EXERCISE INPUT:
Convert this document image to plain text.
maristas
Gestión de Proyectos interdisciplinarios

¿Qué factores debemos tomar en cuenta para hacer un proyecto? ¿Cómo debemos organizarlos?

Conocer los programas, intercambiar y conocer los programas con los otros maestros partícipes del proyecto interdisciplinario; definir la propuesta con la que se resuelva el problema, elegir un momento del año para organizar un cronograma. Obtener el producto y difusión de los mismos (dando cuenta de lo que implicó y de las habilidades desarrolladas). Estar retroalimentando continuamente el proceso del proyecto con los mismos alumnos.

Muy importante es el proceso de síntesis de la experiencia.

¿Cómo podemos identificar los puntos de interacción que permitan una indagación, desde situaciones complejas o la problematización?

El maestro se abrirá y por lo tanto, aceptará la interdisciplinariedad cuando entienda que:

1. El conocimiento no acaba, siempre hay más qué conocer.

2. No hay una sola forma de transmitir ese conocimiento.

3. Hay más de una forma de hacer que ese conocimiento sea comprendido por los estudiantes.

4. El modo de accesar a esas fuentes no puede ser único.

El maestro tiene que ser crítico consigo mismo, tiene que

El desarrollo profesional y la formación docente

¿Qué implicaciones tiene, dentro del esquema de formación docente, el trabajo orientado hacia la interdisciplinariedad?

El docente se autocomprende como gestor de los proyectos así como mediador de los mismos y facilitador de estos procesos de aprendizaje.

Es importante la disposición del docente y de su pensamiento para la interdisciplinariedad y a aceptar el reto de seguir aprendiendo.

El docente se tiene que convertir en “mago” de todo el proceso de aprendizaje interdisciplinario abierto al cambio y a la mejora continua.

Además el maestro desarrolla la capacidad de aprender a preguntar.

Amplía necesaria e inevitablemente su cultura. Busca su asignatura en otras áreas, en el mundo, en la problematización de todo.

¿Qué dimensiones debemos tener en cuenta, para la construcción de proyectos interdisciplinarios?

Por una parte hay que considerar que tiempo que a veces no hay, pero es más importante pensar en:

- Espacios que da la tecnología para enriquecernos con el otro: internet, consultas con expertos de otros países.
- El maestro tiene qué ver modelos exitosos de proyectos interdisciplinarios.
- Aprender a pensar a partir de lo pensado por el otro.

TASK GOAL:
Your task is to retype all the records above with nothing left out.

COMPLETE ANSWER:
Convert this document image to plain text.
maristas
Gestión de Proyectos interdisciplinarios

¿Qué factores debemos tomar en cuenta para hacer un proyecto? ¿Cómo debemos organizarlos?

Conocer los programas, intercambiar y conocer los programas con los otros maestros partícipes del proyecto interdisciplinario; definir la propuesta con la que se resuelva el problema, elegir un momento del año para organizar un cronograma. Obtener el producto y difusión de los mismos (dando cuenta de lo que implicó y de las habilidades desarrolladas). Estar retroalimentando continuamente el proceso del proyecto con los mismos alumnos.

Muy importante es el proceso de síntesis de la experiencia.

¿Cómo podemos identificar los puntos de interacción que permitan una indagación, desde situaciones complejas o la problematización?

El maestro se abrirá y por lo tanto, aceptará la interdisciplinariedad cuando entienda que:

1. El conocimiento no acaba, siempre hay más qué conocer.

2. No hay una sola forma de transmitir ese conocimiento.

3. Hay más de una forma de hacer que ese conocimiento sea comprendido por los estudiantes.

4. El modo de accesar a esas fuentes no puede ser único.

El maestro tiene que ser crítico consigo mismo, tiene que

El desarrollo profesional y la formación docente

¿Qué implicaciones tiene, dentro del esquema de formación docente, el trabajo orientado hacia la interdisciplinariedad?

El docente se autocomprende como gestor de los proyectos así como mediador de los mismos y facilitador de estos procesos de aprendizaje.

Es importante la disposición del docente y de su pensamiento para la interdisciplinariedad y a aceptar el reto de seguir aprendiendo.

El docente se tiene que convertir en “mago” de todo el proceso de aprendizaje interdisciplinario abierto al cambio y a la mejora continua.

Además el maestro desarrolla la capacidad de aprender a preguntar.

Amplía necesaria e inevitablemente su cultura. Busca su asignatura en otras áreas, en el mundo, en la problematización de todo.

¿Qué dimensiones debemos tener en cuenta, para la construcción de proyectos interdisciplinarios?

Por una parte hay que considerar que tiempo que a veces no hay, pero es más importante pensar en:

- Espacios que da la tecnología para enriquecernos con el otro: internet, consultas con expertos de otros países.
- El maestro tiene qué ver modelos exitosos de proyectos interdisciplinarios.
- Aprender a pensar a partir de lo pensado por el otro.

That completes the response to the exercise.